▶ [TASK STATEMENT]: Return each line that holds the word "billones".

═══ ENTRIES

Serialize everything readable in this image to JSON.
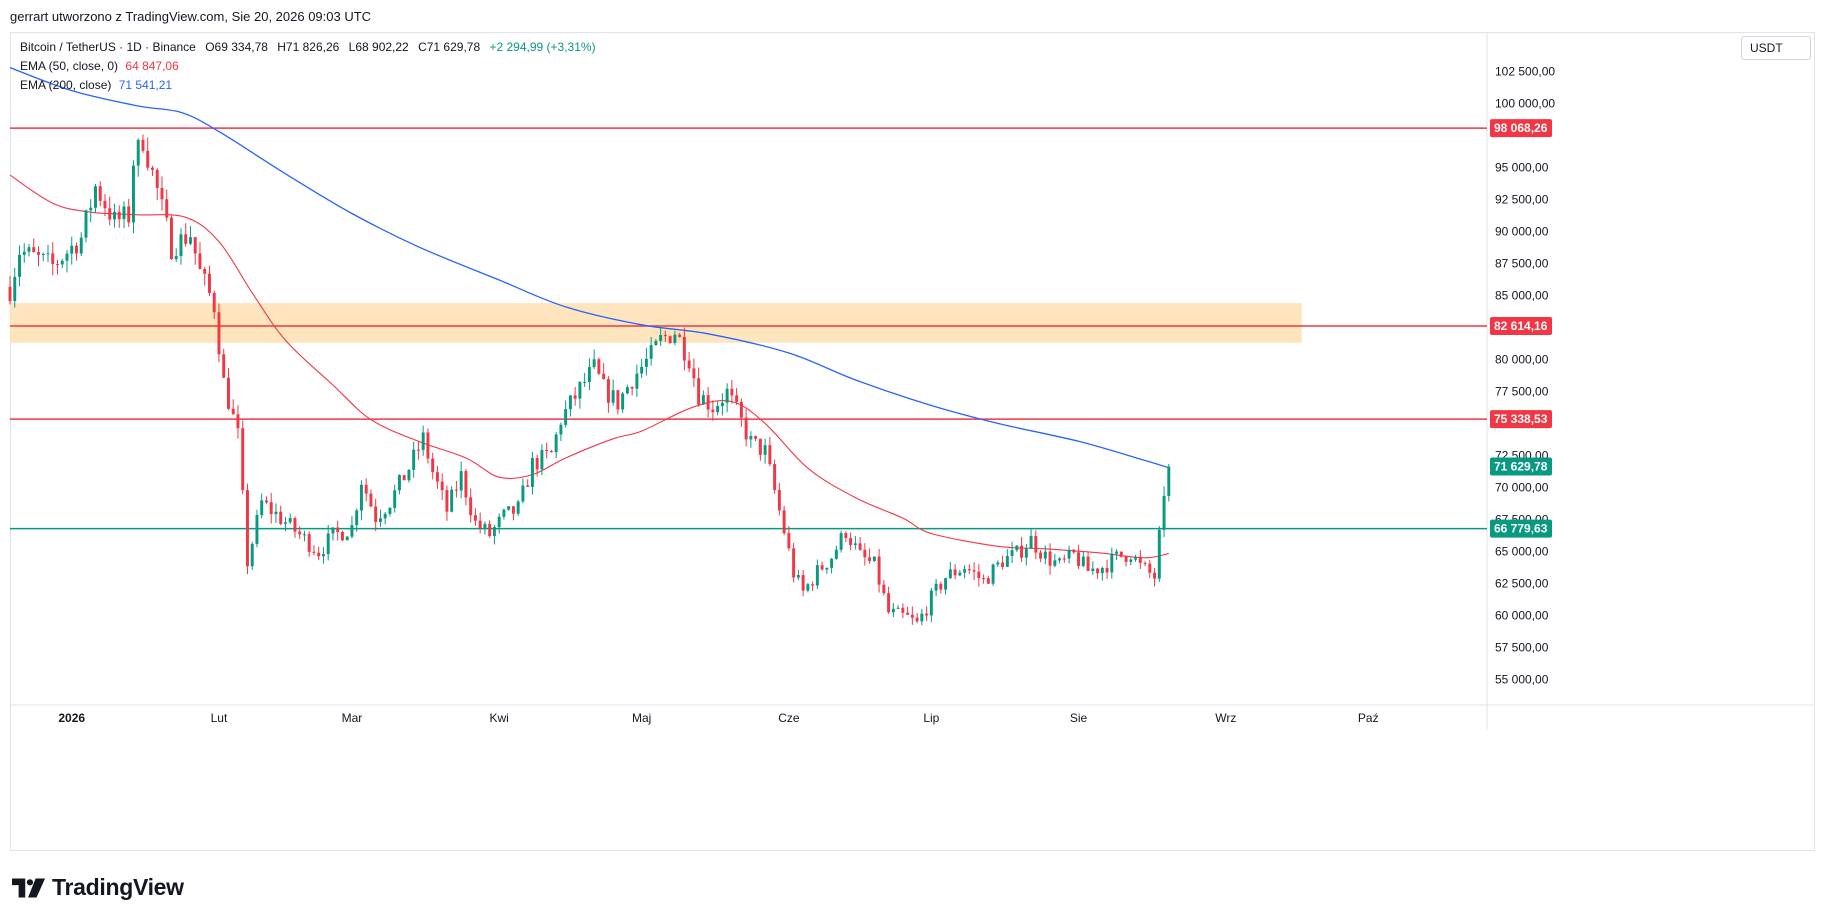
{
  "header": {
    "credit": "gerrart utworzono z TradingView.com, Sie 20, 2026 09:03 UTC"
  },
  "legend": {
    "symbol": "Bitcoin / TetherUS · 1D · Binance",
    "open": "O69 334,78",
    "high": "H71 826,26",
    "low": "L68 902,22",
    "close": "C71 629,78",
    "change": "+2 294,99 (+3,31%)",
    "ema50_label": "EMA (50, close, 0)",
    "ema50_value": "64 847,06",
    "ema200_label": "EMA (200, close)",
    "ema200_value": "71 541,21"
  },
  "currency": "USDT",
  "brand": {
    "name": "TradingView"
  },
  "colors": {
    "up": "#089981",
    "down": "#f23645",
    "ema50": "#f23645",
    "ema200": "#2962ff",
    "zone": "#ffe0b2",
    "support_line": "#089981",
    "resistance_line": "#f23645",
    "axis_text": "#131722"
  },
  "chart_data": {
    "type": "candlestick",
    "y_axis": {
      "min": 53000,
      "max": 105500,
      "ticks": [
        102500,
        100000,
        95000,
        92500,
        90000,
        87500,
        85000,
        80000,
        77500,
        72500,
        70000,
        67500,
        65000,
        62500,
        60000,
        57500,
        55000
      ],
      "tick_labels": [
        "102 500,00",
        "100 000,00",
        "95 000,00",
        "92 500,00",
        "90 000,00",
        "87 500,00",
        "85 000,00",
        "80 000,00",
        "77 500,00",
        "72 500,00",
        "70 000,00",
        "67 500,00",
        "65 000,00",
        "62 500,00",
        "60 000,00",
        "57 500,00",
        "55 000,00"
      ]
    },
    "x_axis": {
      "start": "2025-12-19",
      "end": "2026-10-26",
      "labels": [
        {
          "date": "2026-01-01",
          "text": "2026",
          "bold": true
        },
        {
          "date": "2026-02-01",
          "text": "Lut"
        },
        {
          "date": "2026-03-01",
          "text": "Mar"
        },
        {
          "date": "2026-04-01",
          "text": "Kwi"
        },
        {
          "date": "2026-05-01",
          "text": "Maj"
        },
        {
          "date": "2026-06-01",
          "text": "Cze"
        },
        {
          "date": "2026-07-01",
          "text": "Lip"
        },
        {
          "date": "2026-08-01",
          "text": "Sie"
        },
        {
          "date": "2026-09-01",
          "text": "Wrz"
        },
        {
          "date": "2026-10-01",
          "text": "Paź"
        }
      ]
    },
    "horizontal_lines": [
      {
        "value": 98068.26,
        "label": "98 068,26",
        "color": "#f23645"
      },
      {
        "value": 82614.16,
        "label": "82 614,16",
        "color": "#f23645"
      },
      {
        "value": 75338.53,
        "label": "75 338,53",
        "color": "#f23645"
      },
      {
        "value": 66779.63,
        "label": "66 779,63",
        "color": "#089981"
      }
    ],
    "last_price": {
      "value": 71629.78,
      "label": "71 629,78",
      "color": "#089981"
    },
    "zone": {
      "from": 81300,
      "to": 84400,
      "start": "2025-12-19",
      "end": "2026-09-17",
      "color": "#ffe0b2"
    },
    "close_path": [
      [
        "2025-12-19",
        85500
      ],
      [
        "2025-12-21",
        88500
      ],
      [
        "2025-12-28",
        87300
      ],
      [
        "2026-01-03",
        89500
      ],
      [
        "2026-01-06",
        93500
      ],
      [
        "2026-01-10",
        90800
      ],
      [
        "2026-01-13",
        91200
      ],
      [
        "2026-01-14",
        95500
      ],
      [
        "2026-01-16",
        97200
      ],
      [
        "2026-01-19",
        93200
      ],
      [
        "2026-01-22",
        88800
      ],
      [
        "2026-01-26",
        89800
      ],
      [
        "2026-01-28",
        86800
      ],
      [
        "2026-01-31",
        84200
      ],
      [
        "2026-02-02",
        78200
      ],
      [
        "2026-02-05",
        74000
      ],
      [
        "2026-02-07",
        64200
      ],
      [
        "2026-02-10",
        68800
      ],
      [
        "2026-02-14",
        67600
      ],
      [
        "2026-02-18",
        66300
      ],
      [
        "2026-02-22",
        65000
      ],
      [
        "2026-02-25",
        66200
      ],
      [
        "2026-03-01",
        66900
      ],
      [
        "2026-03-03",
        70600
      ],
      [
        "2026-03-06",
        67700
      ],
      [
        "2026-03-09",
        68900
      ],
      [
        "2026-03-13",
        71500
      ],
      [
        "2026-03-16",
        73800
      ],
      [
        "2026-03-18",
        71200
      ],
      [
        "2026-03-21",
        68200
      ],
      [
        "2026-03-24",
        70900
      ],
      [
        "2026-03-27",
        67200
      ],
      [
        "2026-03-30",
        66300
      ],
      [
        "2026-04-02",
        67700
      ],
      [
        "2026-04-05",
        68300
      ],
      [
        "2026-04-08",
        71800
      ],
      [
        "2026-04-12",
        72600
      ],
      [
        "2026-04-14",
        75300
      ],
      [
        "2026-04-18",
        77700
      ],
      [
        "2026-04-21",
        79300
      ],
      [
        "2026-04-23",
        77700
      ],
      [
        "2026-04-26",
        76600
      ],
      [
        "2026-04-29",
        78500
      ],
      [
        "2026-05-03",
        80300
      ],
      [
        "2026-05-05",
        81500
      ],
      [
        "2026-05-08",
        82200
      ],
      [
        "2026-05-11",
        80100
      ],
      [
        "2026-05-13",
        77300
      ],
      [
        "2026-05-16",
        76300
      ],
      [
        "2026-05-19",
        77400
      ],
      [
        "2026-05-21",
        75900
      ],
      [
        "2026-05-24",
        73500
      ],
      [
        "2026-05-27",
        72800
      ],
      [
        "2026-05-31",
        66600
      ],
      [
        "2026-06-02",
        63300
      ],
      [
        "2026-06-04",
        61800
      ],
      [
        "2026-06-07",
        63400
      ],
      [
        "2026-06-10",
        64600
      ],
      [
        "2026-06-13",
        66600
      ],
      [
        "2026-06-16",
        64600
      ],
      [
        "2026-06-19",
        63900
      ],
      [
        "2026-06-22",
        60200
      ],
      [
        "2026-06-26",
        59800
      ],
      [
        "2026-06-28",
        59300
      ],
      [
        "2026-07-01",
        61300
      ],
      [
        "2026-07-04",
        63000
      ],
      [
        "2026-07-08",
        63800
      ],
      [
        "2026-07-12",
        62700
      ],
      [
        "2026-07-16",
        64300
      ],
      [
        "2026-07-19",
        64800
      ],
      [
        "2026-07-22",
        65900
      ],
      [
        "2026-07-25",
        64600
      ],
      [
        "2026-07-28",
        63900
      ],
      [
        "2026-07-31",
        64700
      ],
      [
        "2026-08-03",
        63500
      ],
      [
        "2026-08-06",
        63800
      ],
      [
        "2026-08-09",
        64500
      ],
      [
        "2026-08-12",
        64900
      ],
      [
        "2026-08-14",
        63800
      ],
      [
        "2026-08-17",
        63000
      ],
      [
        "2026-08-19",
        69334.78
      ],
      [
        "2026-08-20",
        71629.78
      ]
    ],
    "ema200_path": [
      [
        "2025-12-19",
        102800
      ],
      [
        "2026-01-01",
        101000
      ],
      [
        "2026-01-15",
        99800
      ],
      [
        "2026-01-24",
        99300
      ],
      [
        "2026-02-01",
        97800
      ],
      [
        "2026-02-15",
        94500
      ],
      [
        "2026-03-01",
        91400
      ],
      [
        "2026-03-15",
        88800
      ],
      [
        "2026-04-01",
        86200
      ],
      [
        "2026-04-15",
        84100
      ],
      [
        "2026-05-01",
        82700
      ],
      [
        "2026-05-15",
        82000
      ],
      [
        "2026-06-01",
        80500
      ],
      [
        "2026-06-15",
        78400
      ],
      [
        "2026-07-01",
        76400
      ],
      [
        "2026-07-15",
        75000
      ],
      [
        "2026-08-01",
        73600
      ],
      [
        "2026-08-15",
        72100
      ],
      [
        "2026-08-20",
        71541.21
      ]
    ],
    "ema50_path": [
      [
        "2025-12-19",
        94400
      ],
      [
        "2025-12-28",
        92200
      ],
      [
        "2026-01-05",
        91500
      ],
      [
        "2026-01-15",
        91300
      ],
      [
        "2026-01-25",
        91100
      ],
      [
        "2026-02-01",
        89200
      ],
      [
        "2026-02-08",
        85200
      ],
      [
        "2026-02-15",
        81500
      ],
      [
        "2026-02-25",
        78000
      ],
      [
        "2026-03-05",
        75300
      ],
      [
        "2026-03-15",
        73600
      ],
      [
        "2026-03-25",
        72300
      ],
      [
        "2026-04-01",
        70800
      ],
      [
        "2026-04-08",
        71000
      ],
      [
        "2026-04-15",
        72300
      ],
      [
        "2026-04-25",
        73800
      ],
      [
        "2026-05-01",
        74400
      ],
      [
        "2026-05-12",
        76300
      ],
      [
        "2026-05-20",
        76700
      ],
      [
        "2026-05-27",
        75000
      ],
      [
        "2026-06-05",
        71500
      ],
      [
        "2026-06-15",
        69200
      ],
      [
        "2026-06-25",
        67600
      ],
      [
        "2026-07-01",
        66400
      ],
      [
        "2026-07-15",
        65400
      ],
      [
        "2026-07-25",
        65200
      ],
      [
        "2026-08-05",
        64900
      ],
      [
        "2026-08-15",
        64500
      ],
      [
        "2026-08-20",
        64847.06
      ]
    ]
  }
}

══════
═══ ENTRIES

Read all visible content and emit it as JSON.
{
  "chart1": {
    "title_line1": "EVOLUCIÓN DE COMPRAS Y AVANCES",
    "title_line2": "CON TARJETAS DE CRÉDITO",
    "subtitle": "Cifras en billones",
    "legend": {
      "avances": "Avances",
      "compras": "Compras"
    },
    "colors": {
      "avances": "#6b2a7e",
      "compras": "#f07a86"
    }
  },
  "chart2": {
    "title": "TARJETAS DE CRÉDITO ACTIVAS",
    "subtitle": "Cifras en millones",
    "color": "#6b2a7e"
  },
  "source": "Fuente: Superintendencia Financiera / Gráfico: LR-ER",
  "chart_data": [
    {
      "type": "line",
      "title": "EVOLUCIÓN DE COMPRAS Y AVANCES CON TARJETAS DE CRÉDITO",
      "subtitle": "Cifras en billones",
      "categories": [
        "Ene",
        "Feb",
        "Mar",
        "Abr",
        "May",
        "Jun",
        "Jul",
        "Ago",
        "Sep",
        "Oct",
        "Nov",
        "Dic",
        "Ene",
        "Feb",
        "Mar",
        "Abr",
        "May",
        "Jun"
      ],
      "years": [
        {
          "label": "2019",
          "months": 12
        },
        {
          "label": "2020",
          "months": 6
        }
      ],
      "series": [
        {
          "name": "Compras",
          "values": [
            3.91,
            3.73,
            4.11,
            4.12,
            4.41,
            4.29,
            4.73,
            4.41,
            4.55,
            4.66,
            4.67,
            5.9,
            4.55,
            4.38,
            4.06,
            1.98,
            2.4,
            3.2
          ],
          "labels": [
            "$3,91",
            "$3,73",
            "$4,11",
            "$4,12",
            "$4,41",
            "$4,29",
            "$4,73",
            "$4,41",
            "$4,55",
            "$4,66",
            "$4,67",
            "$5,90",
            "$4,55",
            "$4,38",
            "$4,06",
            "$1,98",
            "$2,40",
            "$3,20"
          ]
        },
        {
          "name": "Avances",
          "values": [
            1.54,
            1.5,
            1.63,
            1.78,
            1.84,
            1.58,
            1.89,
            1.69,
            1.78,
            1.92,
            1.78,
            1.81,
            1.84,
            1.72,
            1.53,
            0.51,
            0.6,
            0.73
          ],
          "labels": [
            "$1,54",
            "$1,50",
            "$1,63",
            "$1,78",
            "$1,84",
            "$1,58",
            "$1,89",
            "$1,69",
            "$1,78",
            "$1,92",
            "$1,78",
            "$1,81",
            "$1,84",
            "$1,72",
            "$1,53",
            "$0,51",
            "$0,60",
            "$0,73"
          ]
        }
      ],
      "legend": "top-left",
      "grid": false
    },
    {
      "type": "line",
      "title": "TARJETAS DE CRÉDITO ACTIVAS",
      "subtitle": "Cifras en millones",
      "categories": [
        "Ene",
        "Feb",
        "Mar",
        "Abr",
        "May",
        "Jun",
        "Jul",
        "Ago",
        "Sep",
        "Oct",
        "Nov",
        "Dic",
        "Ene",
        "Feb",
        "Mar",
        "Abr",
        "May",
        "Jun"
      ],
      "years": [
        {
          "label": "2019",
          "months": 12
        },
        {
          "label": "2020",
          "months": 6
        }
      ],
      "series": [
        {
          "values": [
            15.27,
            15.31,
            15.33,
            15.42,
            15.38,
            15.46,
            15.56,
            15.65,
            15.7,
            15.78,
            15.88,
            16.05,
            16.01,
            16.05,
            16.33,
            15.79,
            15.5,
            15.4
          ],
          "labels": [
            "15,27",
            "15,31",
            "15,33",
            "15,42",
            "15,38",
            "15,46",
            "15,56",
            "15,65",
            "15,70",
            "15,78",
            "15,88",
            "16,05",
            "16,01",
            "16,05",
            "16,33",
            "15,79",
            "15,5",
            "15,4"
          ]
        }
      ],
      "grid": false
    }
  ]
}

══════

▶ [ANSWER TO THIS EXERCISE]:
    "subtitle": "Cifras en billones",
      "subtitle": "Cifras en billones",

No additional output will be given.